(GIVEN TEXT begins)
DID THEY SHRINK THE SALAD? I met a friend for lunch at the Suburban Diner, 172 Route 17 north in Paramus, and paid $13.50 for a Greek ...

Sunday, March 12, 2017

The Record's readers hit 'corporate greed' at Gannett, pig-racing news and price hike

This cartoon from Daryl Cagle illustrates President Trump's "impulsive Tweeting," such as accusing Barack Obama "of wire-tapping his phones in a series of tweets that blew back to bite him."


-- HACKENSACK, N.J.

By VICTOR E. SASSON
EDITOR

Long-time readers of The Record continue to express shock, outrage and dismay over changes to their local daily newspaper as Gannett again moves to slash the payroll.

In a review posted on NorthJersey.com's Facebook page, Michael Esposito slams "corporate greed" at what he called a "once legendary paper."

Esposito also includes mention of The Record's "Radio Waves" column, which will end with the March 25 departure of veteran staffer Raymond A. Edel, one of the 141 North Jersey Media Group employees who were given layoff notices at the end of January.

"Concerning what's going on at The Record:
 "Congratulations Gannett Publishing. If your goal was to gut a once legendary paper and turn it into USA Today Version 2, you're succeeding. And you should be ashamed of yourselves because of it. Corporate greed is king. Or so they think.
"Breaking news from the New York Radio message board: Last of the newspaper radio columns ending.
"Posted by Ken Lamb on March 05, 2017:
"Quick. Name a newspaper still featuring a weekly column on radio. Answer. The Record in Bergen County. The long-time family owned publication was sold to Gannett last July, killing off one of the last independents in this area. And you know what is now happening. Gannett is doing what it does best. Cut, chop, eliminate.
"And one of the victims is 'Radio Waves' by Raymond A. Edel which appeared most every Friday. Yes, it was mostly rehashed releases from public stations where they must still have staff dedicated to writing releases. But I don't want to be too critical of Edel's efforts where now and again he would dig up a good story.
"Now, Edel reports that after 33 years he got a pink slip. He leaves the building on March 25 probably meaning his last column will appear on Friday, March 24. So unless Edel can find a new home, the last of the weekly radio columns is gone!
"Good luck Ray and thanks for all your many years of columns about radio. Hat tip to Ed Salvas who picked up this story from a notation on Edel's Linked In page."

On March 6, Dawn Thumudo-McPartland said she would give The Record the lowest rating possible:
"Wish I could give it 0 stars. This publication has gone downhill quickly! There is little to no news and 90% is advertisement. The news that is in there is drivel and contains no news at all.
"Seriously, an article about a petition to ban pig racing at the Meadowlands when there is so many more important things going on in the county?
"How about the debacle that is Affordable Housing, and maybe an expose about who exactly funds the Fair Share Housing Coalition? Get back to printing real news and not National Enquirer bologna."
Carol de Lyon slammed the substantial hike in the cost of home delivery for a paper as "flimsy" as its parent, USA Today.
(GIVEN TEXT ends)
(SUPPLIED DATA begins)
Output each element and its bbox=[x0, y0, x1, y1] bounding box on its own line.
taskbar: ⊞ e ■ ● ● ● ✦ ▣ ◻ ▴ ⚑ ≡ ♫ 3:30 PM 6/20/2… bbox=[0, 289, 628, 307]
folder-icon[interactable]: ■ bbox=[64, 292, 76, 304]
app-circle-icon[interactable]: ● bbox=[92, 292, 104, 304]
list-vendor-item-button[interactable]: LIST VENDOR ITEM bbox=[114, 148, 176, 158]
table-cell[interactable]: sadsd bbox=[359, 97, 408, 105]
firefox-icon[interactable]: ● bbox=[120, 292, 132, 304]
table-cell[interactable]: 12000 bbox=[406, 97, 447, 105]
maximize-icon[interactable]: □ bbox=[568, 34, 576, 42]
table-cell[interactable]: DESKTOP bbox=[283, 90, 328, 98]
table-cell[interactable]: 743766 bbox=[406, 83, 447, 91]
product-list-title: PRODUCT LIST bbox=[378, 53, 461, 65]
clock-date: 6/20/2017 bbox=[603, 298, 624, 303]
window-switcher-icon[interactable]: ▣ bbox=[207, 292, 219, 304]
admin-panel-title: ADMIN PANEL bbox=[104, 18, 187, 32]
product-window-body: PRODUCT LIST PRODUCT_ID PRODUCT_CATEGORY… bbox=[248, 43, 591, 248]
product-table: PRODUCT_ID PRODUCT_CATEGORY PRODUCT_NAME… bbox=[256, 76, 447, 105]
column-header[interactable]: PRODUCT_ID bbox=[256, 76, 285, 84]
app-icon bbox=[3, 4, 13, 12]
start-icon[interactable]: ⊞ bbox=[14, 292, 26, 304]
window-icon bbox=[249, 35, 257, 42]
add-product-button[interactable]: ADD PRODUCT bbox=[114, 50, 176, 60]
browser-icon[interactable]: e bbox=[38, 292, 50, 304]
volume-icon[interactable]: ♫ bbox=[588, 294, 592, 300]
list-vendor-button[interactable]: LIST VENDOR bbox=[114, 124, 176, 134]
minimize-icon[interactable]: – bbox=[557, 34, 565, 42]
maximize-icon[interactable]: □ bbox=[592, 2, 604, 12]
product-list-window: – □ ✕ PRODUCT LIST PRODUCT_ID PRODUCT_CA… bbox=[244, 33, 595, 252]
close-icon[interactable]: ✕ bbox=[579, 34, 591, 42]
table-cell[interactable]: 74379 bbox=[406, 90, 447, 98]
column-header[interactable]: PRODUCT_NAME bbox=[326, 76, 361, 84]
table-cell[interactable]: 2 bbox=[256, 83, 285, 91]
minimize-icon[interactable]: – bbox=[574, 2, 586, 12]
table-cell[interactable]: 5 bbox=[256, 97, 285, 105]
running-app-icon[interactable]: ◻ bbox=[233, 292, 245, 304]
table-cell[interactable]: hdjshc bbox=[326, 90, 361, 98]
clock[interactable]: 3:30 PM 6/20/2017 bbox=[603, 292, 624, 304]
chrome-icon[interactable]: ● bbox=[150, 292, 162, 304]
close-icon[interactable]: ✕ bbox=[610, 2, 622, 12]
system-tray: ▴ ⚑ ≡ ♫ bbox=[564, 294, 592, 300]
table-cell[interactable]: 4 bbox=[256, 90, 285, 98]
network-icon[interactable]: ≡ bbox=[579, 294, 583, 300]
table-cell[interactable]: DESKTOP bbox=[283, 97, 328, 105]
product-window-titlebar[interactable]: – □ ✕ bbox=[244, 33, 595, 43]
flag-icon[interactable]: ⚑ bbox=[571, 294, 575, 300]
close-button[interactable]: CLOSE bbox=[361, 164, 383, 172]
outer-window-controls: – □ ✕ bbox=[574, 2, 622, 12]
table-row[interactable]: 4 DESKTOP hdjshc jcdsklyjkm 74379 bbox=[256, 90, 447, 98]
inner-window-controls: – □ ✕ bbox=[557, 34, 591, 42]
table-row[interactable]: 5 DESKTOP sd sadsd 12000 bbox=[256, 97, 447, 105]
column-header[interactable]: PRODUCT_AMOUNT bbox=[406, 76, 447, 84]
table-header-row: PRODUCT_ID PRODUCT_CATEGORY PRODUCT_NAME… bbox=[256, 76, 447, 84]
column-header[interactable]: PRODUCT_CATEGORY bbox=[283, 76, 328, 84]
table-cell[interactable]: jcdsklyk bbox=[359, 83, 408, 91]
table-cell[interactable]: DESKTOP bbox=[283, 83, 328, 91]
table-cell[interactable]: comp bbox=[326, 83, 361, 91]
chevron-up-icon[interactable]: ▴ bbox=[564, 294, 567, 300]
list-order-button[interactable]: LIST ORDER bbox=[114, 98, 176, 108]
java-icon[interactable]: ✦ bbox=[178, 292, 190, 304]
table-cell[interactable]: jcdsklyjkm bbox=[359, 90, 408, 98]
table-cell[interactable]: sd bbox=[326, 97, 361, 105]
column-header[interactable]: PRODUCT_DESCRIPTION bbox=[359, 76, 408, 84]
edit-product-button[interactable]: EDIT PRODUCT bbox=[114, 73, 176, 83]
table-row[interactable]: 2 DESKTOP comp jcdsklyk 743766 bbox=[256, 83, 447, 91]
(SUPPLIED DATA ends)
_AIM OF THE TASK_
Copy the post about The Record from the words "This cartoon from" through "slash the payroll.", and substitute "subscribers" for "readers".

_COMPLETED TASK_
This cartoon from Daryl Cagle illustrates President Trump's "impulsive Tweeting," such as accusing Barack Obama "of wire-tapping his phones in a series of tweets that blew back to bite him."


-- HACKENSACK, N.J.

By VICTOR E. SASSON
EDITOR

Long-time subscribers of The Record continue to express shock, outrage and dismay over changes to their local daily newspaper as Gannett again moves to slash the payroll.